* START *
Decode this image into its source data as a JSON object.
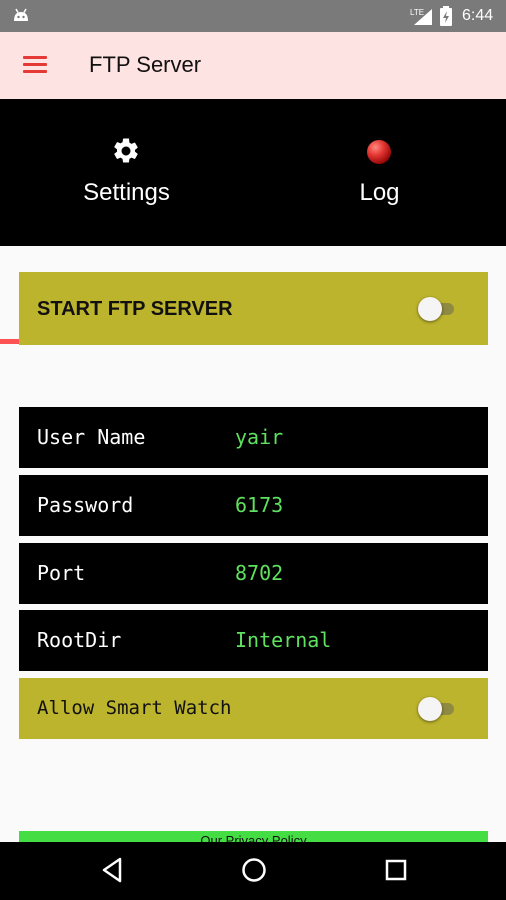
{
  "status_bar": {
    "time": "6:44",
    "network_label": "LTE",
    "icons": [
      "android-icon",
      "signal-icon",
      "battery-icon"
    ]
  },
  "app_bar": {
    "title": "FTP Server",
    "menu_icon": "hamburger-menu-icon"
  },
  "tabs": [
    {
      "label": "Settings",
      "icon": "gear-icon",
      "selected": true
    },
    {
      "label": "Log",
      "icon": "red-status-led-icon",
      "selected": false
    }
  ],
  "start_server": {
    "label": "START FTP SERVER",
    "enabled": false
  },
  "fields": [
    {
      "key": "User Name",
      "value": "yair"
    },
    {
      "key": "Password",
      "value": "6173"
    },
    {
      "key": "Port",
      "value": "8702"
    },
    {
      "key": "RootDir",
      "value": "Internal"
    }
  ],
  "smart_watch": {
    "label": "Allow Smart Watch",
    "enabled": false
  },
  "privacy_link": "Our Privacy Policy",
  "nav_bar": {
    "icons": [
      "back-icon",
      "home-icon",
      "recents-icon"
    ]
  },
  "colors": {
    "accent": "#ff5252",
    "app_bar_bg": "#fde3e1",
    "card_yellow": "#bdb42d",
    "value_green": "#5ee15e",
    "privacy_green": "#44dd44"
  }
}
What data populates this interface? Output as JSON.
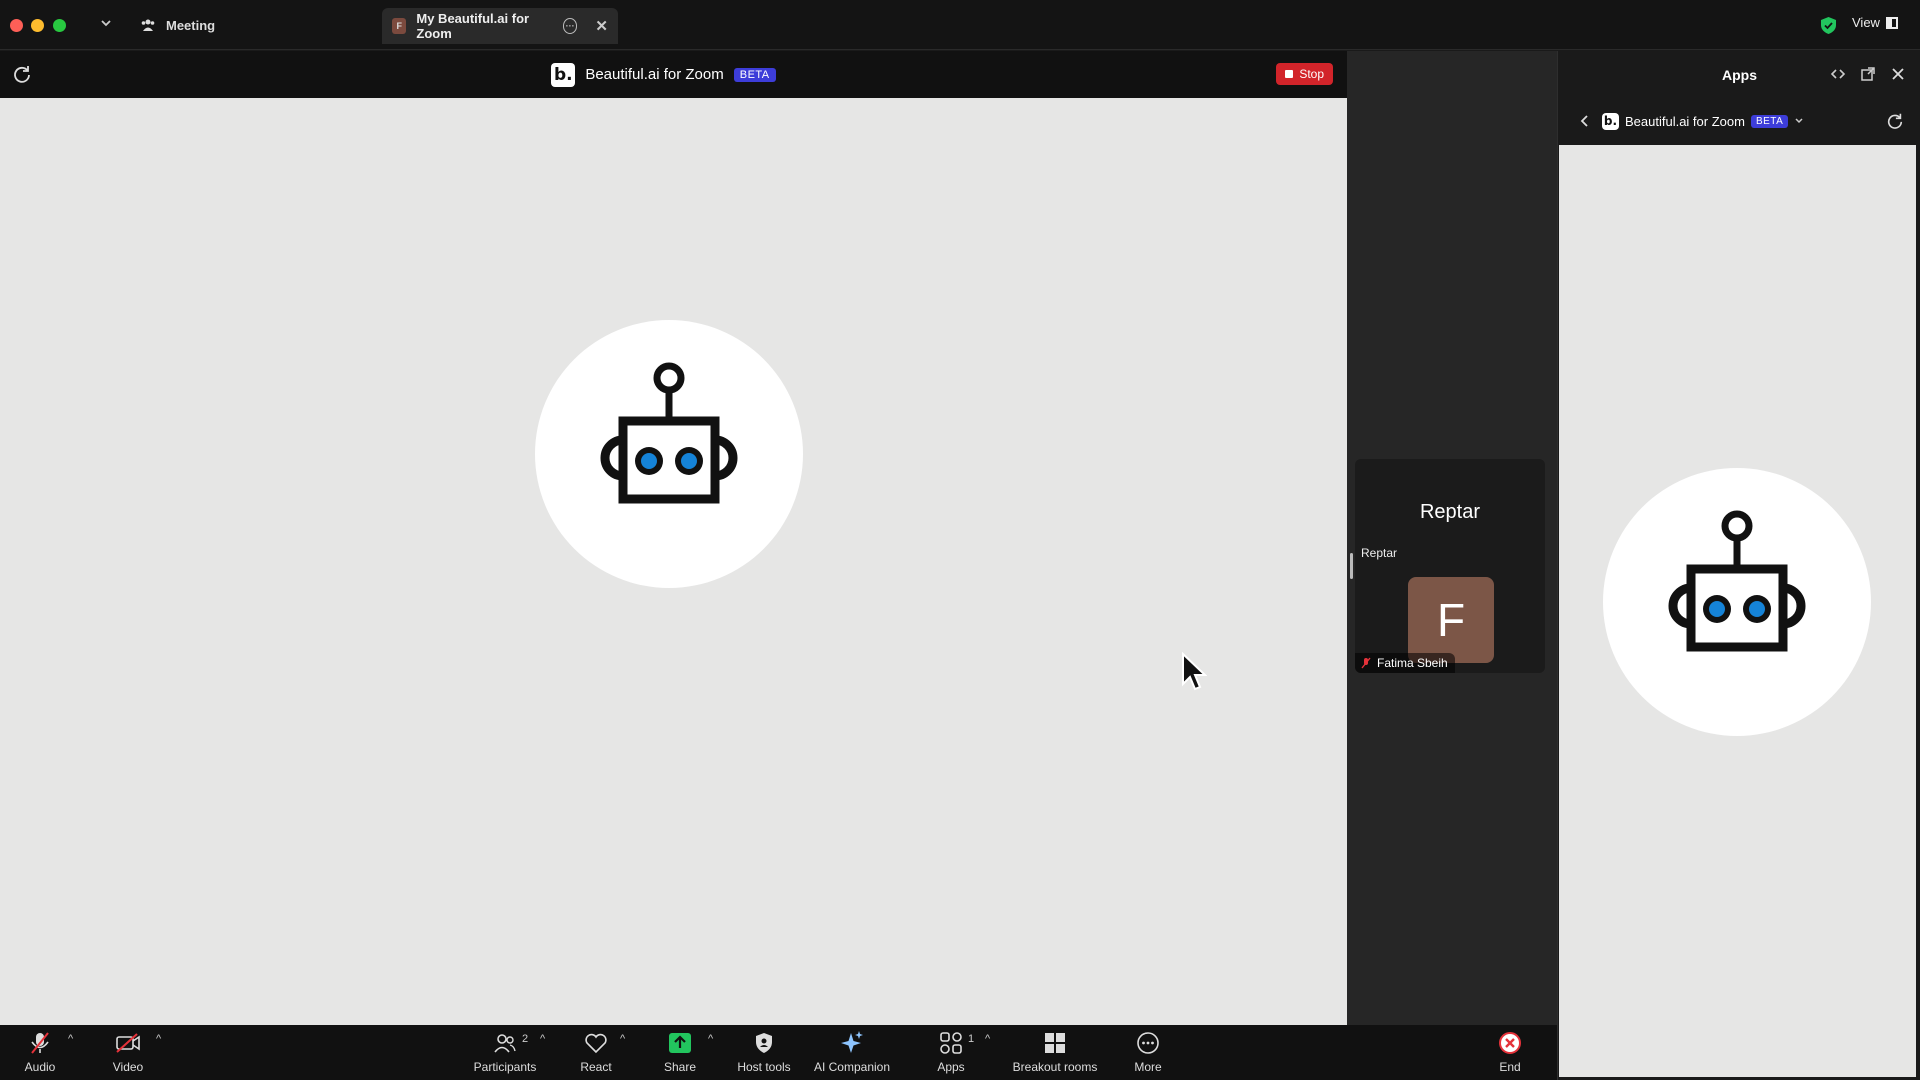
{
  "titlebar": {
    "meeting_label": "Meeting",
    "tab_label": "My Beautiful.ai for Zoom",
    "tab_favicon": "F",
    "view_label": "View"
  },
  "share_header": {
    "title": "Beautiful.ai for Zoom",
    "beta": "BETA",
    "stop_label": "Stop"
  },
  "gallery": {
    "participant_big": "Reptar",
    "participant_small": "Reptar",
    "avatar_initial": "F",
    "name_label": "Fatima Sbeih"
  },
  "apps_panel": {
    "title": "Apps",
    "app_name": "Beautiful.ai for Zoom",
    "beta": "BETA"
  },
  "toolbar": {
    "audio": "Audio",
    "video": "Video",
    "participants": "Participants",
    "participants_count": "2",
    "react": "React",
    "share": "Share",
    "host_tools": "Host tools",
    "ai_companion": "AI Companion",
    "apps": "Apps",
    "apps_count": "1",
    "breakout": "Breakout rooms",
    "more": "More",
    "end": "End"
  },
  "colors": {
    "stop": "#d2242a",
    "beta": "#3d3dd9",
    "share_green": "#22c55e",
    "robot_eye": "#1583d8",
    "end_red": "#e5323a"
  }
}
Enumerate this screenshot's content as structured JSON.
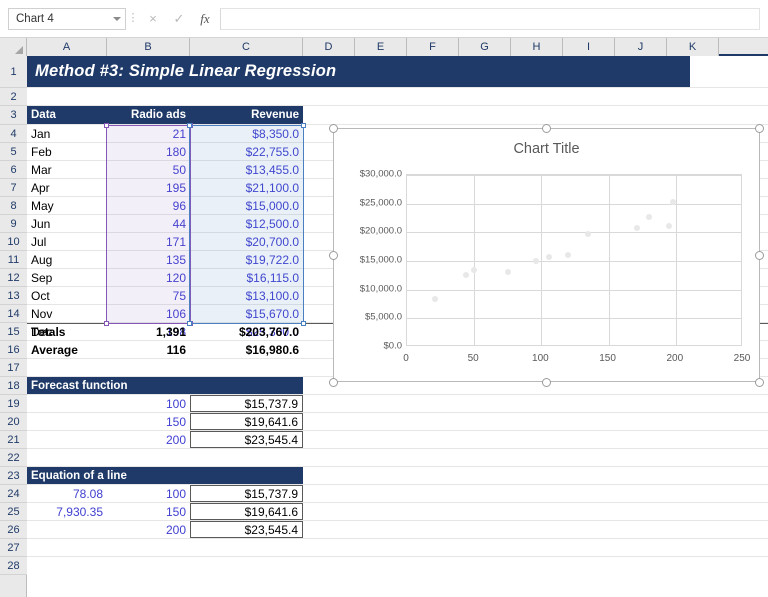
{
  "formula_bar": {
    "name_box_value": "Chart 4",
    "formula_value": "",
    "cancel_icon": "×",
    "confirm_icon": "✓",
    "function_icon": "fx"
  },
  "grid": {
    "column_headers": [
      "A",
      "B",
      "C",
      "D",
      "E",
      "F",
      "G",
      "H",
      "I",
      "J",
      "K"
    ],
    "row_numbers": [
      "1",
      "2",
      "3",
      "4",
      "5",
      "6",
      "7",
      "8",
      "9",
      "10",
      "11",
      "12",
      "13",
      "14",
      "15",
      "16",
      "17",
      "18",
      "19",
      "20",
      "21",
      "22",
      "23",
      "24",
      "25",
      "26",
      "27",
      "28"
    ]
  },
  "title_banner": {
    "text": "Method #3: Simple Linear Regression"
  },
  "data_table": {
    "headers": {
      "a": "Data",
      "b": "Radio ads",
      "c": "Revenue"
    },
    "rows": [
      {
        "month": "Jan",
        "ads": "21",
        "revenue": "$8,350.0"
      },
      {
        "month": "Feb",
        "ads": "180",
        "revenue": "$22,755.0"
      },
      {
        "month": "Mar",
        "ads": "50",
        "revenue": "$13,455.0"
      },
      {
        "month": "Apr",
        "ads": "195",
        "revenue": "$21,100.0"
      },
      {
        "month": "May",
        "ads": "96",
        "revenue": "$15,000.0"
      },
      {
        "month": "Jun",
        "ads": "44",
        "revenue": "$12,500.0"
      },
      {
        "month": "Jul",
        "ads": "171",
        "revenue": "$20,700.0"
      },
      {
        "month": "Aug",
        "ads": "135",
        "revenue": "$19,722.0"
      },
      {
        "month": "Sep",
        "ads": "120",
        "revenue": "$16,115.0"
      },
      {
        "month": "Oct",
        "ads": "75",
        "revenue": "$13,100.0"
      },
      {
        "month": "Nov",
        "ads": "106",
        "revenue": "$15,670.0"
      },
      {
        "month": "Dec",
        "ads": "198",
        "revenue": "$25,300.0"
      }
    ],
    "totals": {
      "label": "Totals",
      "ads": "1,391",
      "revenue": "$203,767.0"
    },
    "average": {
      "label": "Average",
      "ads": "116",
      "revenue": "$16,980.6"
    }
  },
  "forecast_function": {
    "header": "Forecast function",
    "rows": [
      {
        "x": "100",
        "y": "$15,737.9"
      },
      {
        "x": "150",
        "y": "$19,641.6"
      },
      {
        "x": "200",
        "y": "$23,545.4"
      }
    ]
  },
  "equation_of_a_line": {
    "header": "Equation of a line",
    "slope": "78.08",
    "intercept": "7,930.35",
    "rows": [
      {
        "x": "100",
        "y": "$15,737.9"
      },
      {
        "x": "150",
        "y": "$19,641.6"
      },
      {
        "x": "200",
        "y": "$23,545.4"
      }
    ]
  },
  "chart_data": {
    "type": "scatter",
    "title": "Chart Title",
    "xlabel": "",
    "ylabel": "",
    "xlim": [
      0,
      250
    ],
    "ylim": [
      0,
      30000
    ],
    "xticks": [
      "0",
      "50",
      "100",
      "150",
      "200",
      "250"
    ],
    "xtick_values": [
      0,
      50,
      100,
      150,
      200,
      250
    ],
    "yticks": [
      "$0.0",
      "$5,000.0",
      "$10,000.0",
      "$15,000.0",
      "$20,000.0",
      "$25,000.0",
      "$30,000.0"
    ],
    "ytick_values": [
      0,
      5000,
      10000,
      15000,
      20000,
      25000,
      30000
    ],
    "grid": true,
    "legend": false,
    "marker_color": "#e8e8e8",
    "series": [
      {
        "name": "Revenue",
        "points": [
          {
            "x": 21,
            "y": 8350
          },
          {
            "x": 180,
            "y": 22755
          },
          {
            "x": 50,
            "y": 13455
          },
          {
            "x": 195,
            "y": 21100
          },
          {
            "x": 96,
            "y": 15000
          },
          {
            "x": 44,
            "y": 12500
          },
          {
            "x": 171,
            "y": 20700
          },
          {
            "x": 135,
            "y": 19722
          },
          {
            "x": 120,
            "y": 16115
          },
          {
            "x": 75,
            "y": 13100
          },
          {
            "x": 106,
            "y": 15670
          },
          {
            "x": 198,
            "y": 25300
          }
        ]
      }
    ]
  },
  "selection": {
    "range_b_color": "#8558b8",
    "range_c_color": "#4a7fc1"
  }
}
* END *
→ Do this
Transcribe every record above exactly as written, leaving out any pictures.

→ Expected answer
Decode this image into its source data as a JSON object.
{
  "status_bar": {
    "time": "6:44",
    "network_label": "LTE",
    "icons": [
      "android-icon",
      "signal-icon",
      "battery-icon"
    ]
  },
  "app_bar": {
    "title": "FTP Server",
    "menu_icon": "hamburger-menu-icon"
  },
  "tabs": [
    {
      "label": "Settings",
      "icon": "gear-icon",
      "selected": true
    },
    {
      "label": "Log",
      "icon": "red-status-led-icon",
      "selected": false
    }
  ],
  "start_server": {
    "label": "START FTP SERVER",
    "enabled": false
  },
  "fields": [
    {
      "key": "User Name",
      "value": "yair"
    },
    {
      "key": "Password",
      "value": "6173"
    },
    {
      "key": "Port",
      "value": "8702"
    },
    {
      "key": "RootDir",
      "value": "Internal"
    }
  ],
  "smart_watch": {
    "label": "Allow Smart Watch",
    "enabled": false
  },
  "privacy_link": "Our Privacy Policy",
  "nav_bar": {
    "icons": [
      "back-icon",
      "home-icon",
      "recents-icon"
    ]
  },
  "colors": {
    "accent": "#ff5252",
    "app_bar_bg": "#fde3e1",
    "card_yellow": "#bdb42d",
    "value_green": "#5ee15e",
    "privacy_green": "#44dd44"
  }
}
What data populates this interface? Output as JSON.
{
  "titlebar": {
    "meeting_label": "Meeting",
    "tab_label": "My Beautiful.ai for Zoom",
    "tab_favicon": "F",
    "view_label": "View"
  },
  "share_header": {
    "title": "Beautiful.ai for Zoom",
    "beta": "BETA",
    "stop_label": "Stop"
  },
  "gallery": {
    "participant_big": "Reptar",
    "participant_small": "Reptar",
    "avatar_initial": "F",
    "name_label": "Fatima Sbeih"
  },
  "apps_panel": {
    "title": "Apps",
    "app_name": "Beautiful.ai for Zoom",
    "beta": "BETA"
  },
  "toolbar": {
    "audio": "Audio",
    "video": "Video",
    "participants": "Participants",
    "participants_count": "2",
    "react": "React",
    "share": "Share",
    "host_tools": "Host tools",
    "ai_companion": "AI Companion",
    "apps": "Apps",
    "apps_count": "1",
    "breakout": "Breakout rooms",
    "more": "More",
    "end": "End"
  },
  "colors": {
    "stop": "#d2242a",
    "beta": "#3d3dd9",
    "share_green": "#22c55e",
    "robot_eye": "#1583d8",
    "end_red": "#e5323a"
  }
}
Enumerate this screenshot's content as structured JSON.
{
  "formula_bar": {
    "name_box_value": "Chart 4",
    "formula_value": "",
    "cancel_icon": "×",
    "confirm_icon": "✓",
    "function_icon": "fx"
  },
  "grid": {
    "column_headers": [
      "A",
      "B",
      "C",
      "D",
      "E",
      "F",
      "G",
      "H",
      "I",
      "J",
      "K"
    ],
    "row_numbers": [
      "1",
      "2",
      "3",
      "4",
      "5",
      "6",
      "7",
      "8",
      "9",
      "10",
      "11",
      "12",
      "13",
      "14",
      "15",
      "16",
      "17",
      "18",
      "19",
      "20",
      "21",
      "22",
      "23",
      "24",
      "25",
      "26",
      "27",
      "28"
    ]
  },
  "title_banner": {
    "text": "Method #3: Simple Linear Regression"
  },
  "data_table": {
    "headers": {
      "a": "Data",
      "b": "Radio ads",
      "c": "Revenue"
    },
    "rows": [
      {
        "month": "Jan",
        "ads": "21",
        "revenue": "$8,350.0"
      },
      {
        "month": "Feb",
        "ads": "180",
        "revenue": "$22,755.0"
      },
      {
        "month": "Mar",
        "ads": "50",
        "revenue": "$13,455.0"
      },
      {
        "month": "Apr",
        "ads": "195",
        "revenue": "$21,100.0"
      },
      {
        "month": "May",
        "ads": "96",
        "revenue": "$15,000.0"
      },
      {
        "month": "Jun",
        "ads": "44",
        "revenue": "$12,500.0"
      },
      {
        "month": "Jul",
        "ads": "171",
        "revenue": "$20,700.0"
      },
      {
        "month": "Aug",
        "ads": "135",
        "revenue": "$19,722.0"
      },
      {
        "month": "Sep",
        "ads": "120",
        "revenue": "$16,115.0"
      },
      {
        "month": "Oct",
        "ads": "75",
        "revenue": "$13,100.0"
      },
      {
        "month": "Nov",
        "ads": "106",
        "revenue": "$15,670.0"
      },
      {
        "month": "Dec",
        "ads": "198",
        "revenue": "$25,300.0"
      }
    ],
    "totals": {
      "label": "Totals",
      "ads": "1,391",
      "revenue": "$203,767.0"
    },
    "average": {
      "label": "Average",
      "ads": "116",
      "revenue": "$16,980.6"
    }
  },
  "forecast_function": {
    "header": "Forecast function",
    "rows": [
      {
        "x": "100",
        "y": "$15,737.9"
      },
      {
        "x": "150",
        "y": "$19,641.6"
      },
      {
        "x": "200",
        "y": "$23,545.4"
      }
    ]
  },
  "equation_of_a_line": {
    "header": "Equation of a line",
    "slope": "78.08",
    "intercept": "7,930.35",
    "rows": [
      {
        "x": "100",
        "y": "$15,737.9"
      },
      {
        "x": "150",
        "y": "$19,641.6"
      },
      {
        "x": "200",
        "y": "$23,545.4"
      }
    ]
  },
  "chart_data": {
    "type": "scatter",
    "title": "Chart Title",
    "xlabel": "",
    "ylabel": "",
    "xlim": [
      0,
      250
    ],
    "ylim": [
      0,
      30000
    ],
    "xticks": [
      "0",
      "50",
      "100",
      "150",
      "200",
      "250"
    ],
    "xtick_values": [
      0,
      50,
      100,
      150,
      200,
      250
    ],
    "yticks": [
      "$0.0",
      "$5,000.0",
      "$10,000.0",
      "$15,000.0",
      "$20,000.0",
      "$25,000.0",
      "$30,000.0"
    ],
    "ytick_values": [
      0,
      5000,
      10000,
      15000,
      20000,
      25000,
      30000
    ],
    "grid": true,
    "legend": false,
    "marker_color": "#e8e8e8",
    "series": [
      {
        "name": "Revenue",
        "points": [
          {
            "x": 21,
            "y": 8350
          },
          {
            "x": 180,
            "y": 22755
          },
          {
            "x": 50,
            "y": 13455
          },
          {
            "x": 195,
            "y": 21100
          },
          {
            "x": 96,
            "y": 15000
          },
          {
            "x": 44,
            "y": 12500
          },
          {
            "x": 171,
            "y": 20700
          },
          {
            "x": 135,
            "y": 19722
          },
          {
            "x": 120,
            "y": 16115
          },
          {
            "x": 75,
            "y": 13100
          },
          {
            "x": 106,
            "y": 15670
          },
          {
            "x": 198,
            "y": 25300
          }
        ]
      }
    ]
  },
  "selection": {
    "range_b_color": "#8558b8",
    "range_c_color": "#4a7fc1"
  }
}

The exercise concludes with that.